**Records from a collection of figures**
________________________
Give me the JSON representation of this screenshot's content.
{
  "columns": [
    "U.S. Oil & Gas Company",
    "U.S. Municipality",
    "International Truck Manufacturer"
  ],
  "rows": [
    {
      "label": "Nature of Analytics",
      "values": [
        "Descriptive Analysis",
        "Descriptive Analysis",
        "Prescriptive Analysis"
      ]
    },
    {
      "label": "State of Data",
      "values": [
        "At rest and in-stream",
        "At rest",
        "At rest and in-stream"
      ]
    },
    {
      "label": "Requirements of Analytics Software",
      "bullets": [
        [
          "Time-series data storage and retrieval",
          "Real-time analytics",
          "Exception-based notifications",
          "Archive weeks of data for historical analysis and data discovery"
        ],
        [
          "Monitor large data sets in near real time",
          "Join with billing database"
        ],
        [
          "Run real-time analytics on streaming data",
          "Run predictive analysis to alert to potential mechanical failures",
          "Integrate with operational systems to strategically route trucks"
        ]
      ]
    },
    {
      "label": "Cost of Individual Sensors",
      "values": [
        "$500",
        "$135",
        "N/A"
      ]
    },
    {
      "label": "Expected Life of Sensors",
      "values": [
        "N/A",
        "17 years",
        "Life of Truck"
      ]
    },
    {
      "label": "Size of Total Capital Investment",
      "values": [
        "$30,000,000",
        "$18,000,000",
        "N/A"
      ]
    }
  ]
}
________________________
**Given problem**
State how many lines of the listing include "with", and nothing more.

**Output for this task**
2